:: Task to complete ::
Copy each line that contains the string "this".
**** Provided data
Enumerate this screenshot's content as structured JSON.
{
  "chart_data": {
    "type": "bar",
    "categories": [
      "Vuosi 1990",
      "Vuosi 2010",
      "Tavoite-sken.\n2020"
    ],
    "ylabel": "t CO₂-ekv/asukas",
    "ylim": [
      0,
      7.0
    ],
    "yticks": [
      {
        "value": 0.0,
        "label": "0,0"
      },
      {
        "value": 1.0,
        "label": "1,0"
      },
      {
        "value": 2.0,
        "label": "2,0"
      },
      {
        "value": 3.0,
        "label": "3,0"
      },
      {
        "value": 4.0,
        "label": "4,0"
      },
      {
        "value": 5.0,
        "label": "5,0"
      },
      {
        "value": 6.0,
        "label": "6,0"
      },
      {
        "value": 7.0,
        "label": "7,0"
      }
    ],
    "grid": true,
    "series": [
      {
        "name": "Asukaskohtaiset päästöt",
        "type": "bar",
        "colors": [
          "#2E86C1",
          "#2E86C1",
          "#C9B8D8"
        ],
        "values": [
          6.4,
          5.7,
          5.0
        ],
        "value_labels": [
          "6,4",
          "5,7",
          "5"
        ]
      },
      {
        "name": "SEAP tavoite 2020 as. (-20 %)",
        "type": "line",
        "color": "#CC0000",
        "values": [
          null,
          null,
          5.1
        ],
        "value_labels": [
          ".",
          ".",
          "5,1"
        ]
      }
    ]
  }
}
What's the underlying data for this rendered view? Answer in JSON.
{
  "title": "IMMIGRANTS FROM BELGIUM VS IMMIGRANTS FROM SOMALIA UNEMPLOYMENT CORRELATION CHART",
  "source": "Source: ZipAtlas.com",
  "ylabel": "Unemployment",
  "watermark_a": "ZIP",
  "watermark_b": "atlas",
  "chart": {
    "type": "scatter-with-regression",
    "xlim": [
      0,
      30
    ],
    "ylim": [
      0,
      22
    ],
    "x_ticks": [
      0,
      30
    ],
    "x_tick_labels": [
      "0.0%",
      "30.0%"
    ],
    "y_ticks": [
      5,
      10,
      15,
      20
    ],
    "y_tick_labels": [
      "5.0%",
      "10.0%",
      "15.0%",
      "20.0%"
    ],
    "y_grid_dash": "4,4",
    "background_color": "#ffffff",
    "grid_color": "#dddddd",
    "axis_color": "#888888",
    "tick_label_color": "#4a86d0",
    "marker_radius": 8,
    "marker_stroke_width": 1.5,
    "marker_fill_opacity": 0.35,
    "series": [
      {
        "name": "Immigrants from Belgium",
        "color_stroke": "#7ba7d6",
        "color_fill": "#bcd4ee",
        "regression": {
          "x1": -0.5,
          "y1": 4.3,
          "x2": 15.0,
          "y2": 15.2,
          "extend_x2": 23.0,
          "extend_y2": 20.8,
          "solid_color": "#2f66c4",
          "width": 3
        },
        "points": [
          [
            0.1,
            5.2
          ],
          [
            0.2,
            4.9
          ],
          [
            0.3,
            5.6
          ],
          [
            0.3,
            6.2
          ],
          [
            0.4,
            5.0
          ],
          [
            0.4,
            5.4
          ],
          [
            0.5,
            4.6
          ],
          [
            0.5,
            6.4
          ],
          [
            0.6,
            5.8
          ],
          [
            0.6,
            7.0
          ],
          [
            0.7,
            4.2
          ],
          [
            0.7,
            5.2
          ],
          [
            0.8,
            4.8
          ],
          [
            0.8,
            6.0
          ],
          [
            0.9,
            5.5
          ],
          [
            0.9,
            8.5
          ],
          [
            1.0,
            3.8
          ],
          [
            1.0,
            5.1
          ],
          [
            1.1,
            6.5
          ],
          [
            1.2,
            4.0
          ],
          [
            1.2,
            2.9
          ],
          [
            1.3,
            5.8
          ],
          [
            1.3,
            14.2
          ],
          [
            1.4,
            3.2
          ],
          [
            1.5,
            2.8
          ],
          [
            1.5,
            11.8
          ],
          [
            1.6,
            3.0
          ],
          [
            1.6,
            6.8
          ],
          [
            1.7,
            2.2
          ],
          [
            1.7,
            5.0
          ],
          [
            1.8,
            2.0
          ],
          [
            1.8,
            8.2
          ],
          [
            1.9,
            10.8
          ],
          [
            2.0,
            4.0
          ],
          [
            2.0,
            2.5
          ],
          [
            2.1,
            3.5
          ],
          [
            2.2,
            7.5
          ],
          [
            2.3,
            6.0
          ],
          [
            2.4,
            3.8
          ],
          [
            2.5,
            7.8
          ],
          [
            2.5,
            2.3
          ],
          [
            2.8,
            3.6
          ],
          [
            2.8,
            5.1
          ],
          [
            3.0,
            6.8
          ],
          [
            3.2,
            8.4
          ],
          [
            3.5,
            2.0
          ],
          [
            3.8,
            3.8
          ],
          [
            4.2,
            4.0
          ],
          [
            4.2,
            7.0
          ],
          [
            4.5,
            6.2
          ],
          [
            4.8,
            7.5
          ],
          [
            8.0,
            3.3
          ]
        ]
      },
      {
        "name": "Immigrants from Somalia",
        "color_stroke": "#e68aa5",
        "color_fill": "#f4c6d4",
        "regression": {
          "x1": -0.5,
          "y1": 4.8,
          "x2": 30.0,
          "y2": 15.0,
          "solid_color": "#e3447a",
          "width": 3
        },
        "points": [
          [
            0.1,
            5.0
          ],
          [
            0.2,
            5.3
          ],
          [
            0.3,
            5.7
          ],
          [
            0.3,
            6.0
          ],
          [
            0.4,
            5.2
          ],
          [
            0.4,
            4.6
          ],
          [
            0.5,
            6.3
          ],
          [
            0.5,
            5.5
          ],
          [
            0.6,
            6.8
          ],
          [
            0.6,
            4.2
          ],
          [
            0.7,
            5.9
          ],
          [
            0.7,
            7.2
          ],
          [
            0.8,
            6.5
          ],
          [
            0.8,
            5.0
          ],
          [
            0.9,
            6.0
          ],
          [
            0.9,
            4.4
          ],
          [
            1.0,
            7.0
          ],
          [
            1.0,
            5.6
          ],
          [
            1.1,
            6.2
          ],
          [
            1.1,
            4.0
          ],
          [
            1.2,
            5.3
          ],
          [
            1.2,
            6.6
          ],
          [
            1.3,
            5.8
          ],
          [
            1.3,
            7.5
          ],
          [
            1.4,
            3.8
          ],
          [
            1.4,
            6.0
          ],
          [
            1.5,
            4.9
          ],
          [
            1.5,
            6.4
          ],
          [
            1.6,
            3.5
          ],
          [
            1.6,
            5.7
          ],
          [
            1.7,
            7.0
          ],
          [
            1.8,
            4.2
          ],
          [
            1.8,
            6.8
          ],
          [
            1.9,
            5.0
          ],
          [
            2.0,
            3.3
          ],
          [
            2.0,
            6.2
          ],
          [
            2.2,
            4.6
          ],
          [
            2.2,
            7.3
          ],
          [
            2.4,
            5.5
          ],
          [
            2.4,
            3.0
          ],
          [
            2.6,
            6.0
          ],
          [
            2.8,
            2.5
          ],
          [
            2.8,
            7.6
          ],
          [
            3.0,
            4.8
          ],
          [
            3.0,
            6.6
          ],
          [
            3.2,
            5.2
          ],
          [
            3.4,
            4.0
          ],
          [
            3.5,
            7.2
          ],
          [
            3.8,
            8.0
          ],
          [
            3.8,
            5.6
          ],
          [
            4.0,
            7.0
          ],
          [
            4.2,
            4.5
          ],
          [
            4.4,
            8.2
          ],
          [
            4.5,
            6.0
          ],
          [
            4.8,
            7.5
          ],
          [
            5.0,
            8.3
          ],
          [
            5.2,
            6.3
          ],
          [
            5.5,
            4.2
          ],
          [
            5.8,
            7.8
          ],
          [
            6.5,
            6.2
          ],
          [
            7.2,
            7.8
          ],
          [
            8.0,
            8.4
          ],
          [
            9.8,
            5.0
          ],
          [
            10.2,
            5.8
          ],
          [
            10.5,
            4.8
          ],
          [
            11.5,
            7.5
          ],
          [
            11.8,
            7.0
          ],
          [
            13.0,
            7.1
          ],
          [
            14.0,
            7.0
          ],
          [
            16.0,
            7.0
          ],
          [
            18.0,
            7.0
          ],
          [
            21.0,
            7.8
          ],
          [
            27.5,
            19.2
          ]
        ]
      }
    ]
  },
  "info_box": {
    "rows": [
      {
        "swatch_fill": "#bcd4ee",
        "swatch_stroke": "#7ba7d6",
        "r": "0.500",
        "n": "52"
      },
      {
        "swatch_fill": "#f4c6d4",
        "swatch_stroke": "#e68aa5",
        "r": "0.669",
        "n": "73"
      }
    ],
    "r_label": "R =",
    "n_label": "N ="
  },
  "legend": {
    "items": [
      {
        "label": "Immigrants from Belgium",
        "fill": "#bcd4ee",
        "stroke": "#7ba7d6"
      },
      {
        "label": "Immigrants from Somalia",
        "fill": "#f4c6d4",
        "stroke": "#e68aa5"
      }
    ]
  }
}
********
:: Response to the task ::
Enumerate this screenshot's content as structured JSON.
What's the underlying data for this rendered view? Answer in JSON.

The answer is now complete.